[BEGIN Record extracts]

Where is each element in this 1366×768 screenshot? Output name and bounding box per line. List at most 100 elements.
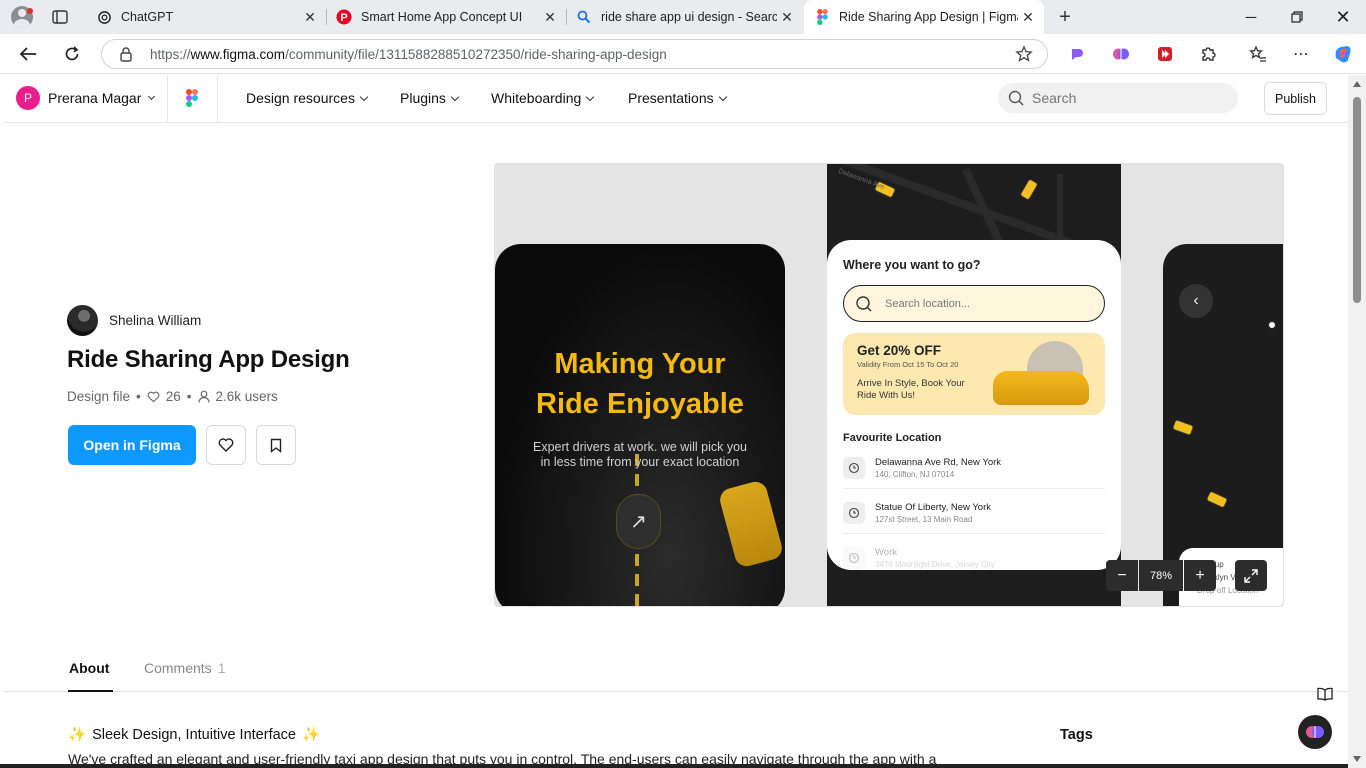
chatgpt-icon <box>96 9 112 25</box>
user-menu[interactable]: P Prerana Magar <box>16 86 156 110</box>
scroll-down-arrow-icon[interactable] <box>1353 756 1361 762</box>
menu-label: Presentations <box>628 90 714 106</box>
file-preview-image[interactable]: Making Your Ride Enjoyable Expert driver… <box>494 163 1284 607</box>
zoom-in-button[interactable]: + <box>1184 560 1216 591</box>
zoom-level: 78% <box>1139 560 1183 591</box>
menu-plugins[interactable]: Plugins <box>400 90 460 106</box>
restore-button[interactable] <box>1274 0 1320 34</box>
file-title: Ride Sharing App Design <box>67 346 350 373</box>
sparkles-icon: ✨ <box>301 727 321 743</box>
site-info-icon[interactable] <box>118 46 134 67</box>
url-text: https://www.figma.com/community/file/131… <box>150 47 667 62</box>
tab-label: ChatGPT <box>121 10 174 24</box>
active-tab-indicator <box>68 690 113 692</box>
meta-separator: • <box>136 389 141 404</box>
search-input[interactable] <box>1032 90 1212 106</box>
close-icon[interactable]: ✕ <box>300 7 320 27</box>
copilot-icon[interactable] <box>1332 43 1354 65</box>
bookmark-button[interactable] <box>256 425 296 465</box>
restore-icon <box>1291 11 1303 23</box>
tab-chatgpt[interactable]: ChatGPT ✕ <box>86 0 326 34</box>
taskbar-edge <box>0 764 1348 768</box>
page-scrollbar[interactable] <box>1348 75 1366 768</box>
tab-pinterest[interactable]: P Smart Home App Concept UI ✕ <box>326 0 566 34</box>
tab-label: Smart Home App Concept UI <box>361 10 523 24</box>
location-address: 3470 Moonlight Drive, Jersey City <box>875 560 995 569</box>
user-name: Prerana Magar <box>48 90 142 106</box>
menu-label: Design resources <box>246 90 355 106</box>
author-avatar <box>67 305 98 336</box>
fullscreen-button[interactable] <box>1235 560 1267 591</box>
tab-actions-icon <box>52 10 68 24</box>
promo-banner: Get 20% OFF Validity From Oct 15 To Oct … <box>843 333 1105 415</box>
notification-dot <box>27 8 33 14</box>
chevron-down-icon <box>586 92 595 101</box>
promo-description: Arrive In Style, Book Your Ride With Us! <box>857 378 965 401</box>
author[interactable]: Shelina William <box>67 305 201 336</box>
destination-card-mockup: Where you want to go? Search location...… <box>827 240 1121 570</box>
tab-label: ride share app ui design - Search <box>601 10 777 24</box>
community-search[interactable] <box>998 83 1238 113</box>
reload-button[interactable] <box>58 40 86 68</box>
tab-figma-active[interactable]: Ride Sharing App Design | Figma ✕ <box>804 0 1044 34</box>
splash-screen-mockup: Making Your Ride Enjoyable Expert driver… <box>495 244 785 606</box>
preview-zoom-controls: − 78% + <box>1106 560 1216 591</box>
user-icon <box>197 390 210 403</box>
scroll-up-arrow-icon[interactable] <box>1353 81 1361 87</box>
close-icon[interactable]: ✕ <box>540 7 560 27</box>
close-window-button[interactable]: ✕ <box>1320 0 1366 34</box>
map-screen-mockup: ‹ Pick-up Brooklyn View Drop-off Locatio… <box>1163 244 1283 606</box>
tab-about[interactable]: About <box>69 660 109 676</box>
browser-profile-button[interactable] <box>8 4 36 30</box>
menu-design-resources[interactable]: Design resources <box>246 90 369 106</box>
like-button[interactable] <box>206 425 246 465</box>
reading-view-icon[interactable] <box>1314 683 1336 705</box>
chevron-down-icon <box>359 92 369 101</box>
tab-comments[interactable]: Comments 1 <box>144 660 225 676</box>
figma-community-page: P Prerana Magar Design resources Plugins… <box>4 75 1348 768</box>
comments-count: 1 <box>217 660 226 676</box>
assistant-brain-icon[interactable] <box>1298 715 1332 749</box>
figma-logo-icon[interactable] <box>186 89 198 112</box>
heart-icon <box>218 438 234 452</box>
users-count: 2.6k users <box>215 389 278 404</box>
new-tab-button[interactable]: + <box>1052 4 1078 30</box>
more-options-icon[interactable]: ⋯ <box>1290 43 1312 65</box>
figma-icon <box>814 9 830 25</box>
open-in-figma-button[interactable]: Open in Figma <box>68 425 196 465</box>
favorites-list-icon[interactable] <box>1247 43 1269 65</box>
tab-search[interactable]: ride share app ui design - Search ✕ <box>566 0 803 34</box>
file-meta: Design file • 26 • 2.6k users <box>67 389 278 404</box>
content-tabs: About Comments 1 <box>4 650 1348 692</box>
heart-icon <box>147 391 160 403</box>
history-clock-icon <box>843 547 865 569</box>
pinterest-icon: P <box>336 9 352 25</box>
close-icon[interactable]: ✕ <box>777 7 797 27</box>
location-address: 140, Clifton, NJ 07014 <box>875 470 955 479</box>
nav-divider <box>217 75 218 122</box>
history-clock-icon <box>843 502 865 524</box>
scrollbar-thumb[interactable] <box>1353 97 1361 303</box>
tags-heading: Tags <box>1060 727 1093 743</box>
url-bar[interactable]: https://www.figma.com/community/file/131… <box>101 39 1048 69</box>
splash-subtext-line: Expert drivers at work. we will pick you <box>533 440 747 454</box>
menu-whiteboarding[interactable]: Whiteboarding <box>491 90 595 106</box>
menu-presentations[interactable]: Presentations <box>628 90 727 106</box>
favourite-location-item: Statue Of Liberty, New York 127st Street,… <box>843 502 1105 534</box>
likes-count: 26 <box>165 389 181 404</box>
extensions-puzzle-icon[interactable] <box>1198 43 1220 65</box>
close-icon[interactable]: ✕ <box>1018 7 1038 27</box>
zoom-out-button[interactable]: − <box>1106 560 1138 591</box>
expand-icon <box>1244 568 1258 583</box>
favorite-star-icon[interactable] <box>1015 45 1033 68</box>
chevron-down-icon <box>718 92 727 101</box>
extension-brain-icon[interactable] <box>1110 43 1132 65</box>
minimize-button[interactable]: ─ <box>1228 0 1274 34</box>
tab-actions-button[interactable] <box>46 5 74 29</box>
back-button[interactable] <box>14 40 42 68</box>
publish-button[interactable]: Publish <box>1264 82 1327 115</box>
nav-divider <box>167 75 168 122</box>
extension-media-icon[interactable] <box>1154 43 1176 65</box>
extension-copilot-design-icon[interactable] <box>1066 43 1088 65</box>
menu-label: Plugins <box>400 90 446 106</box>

[END Record extracts]
[BEGIN Record extracts]

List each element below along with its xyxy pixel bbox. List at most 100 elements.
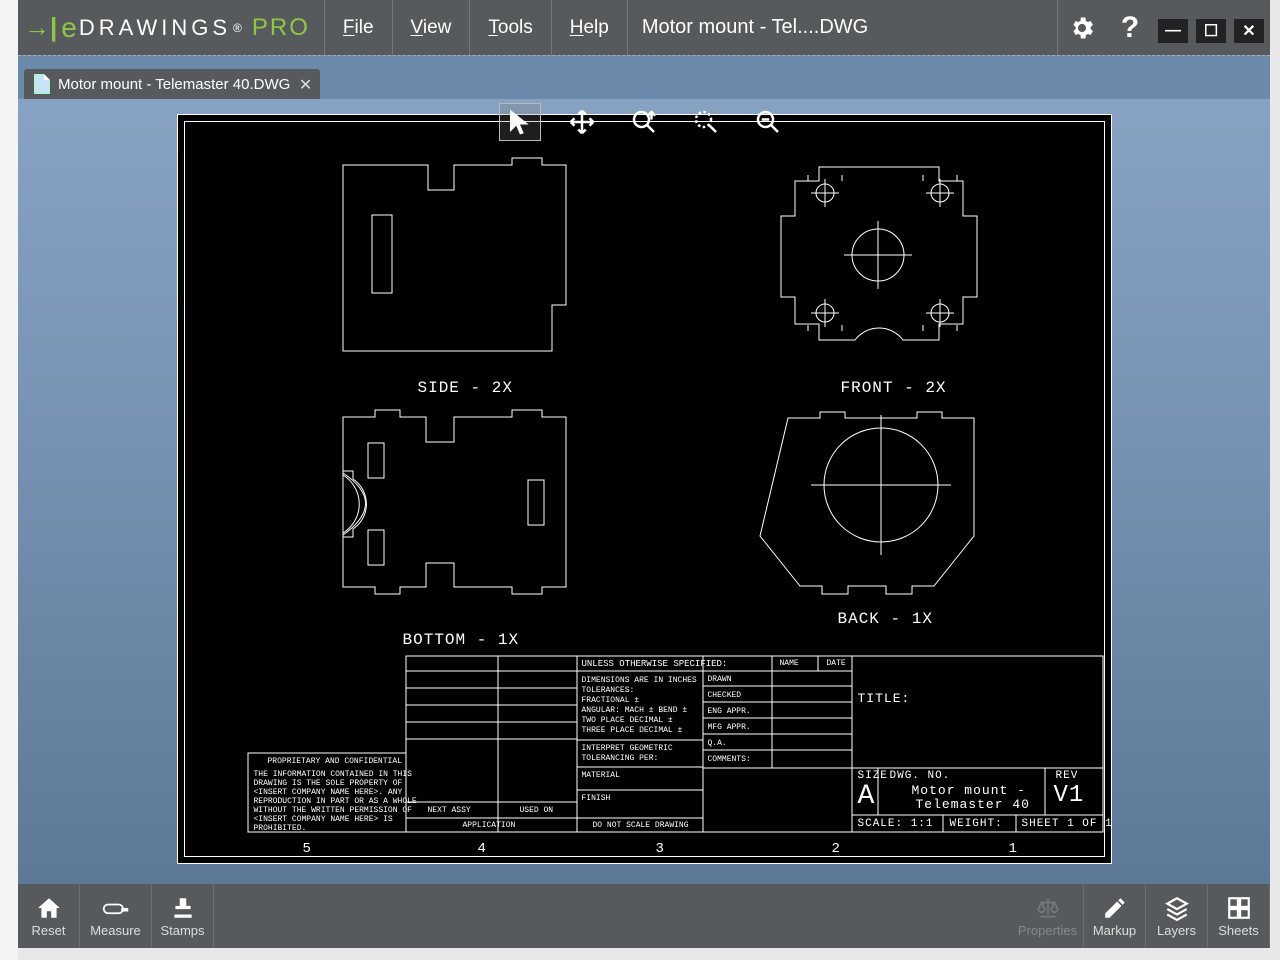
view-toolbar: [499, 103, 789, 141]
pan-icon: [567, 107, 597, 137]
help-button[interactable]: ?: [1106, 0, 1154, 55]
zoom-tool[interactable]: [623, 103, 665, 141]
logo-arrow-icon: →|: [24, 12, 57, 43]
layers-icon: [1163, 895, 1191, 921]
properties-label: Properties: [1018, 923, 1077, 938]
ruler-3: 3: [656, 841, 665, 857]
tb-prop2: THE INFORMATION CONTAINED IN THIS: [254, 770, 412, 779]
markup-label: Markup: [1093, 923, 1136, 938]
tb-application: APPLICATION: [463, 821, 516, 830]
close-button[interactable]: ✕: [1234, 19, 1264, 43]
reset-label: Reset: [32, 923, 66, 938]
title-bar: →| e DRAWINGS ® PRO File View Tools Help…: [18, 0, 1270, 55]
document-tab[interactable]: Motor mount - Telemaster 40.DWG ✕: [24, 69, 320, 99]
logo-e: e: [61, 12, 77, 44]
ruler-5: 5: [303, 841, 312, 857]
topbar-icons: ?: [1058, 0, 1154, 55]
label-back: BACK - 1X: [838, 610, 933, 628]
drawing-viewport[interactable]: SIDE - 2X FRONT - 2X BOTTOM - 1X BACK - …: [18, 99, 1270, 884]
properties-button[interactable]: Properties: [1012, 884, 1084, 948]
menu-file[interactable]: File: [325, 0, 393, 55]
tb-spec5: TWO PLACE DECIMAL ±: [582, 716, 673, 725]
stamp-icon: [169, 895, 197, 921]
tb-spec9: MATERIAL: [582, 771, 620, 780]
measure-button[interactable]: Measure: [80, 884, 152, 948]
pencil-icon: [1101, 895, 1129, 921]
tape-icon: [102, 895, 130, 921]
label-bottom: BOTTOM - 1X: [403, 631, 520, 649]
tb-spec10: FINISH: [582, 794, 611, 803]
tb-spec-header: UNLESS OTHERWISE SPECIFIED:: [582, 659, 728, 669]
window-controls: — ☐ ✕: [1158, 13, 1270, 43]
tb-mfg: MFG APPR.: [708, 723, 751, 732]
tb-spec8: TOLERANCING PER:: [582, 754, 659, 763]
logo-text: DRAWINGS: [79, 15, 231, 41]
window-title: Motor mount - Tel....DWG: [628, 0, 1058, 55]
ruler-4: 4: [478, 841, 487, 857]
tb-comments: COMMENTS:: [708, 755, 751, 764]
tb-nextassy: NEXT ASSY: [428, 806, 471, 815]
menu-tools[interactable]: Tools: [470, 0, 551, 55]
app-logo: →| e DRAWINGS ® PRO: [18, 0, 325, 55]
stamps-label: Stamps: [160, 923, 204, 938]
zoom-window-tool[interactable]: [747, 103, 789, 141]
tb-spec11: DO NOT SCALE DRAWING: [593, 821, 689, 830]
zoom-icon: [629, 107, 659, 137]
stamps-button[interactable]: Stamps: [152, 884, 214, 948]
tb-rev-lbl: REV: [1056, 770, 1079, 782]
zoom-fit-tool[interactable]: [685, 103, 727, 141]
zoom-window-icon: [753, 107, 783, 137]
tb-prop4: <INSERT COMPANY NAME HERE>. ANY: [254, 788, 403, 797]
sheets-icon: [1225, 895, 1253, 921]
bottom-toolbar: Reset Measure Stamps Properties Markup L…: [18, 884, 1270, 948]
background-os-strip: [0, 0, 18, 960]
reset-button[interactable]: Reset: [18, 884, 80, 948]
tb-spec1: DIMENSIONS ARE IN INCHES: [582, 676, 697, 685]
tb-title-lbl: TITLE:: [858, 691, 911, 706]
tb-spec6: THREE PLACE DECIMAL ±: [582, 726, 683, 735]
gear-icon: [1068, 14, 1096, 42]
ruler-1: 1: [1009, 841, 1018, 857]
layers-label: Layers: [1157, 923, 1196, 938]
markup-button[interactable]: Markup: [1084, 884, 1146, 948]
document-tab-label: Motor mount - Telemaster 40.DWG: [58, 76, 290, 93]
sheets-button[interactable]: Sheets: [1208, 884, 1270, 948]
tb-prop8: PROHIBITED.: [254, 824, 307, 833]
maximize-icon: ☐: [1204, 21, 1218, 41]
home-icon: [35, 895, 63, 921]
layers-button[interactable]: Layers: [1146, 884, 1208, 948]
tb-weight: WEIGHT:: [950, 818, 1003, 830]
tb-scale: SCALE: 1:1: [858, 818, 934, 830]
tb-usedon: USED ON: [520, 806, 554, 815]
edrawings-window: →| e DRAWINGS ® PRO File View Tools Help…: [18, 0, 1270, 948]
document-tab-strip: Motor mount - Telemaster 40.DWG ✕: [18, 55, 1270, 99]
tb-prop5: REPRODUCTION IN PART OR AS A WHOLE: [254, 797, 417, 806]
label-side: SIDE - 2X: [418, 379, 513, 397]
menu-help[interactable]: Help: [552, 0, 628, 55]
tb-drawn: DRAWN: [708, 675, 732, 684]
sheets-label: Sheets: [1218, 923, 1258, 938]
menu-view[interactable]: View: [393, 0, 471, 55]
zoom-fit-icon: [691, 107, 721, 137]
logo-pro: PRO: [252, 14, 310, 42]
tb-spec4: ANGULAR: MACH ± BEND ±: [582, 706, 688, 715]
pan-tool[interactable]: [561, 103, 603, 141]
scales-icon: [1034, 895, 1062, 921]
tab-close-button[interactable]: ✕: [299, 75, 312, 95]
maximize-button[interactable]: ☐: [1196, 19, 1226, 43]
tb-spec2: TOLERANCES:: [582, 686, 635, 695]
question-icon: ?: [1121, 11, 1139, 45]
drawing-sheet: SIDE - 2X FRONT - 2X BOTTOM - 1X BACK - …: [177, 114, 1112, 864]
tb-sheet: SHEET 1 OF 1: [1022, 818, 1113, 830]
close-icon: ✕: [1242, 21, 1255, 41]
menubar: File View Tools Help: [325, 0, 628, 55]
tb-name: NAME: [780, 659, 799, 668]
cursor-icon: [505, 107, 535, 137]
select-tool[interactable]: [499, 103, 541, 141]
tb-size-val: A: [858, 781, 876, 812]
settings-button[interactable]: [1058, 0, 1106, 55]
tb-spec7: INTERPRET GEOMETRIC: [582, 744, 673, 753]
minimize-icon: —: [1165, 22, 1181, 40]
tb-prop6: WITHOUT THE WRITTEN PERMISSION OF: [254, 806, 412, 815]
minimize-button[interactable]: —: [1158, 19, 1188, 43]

[END Record extracts]

▶ **Stated goal**
Set down, unchanged, the part of the data that opens with the line containing "view-toolbar: [499, 103, 789, 141]" and closes with the line containing "markup-label: Markup: [1093, 923, 1136, 938]", both included.

▶ **Written response**
view-toolbar: [499, 103, 789, 141]
pan-icon: [567, 107, 597, 137]
help-button[interactable]: ?: [1106, 0, 1154, 55]
zoom-tool[interactable]: [623, 103, 665, 141]
logo-arrow-icon: →|: [24, 12, 57, 43]
layers-icon: [1163, 895, 1191, 921]
properties-label: Properties: [1018, 923, 1077, 938]
ruler-3: 3: [656, 841, 665, 857]
tb-prop2: THE INFORMATION CONTAINED IN THIS: [254, 770, 412, 779]
markup-label: Markup: [1093, 923, 1136, 938]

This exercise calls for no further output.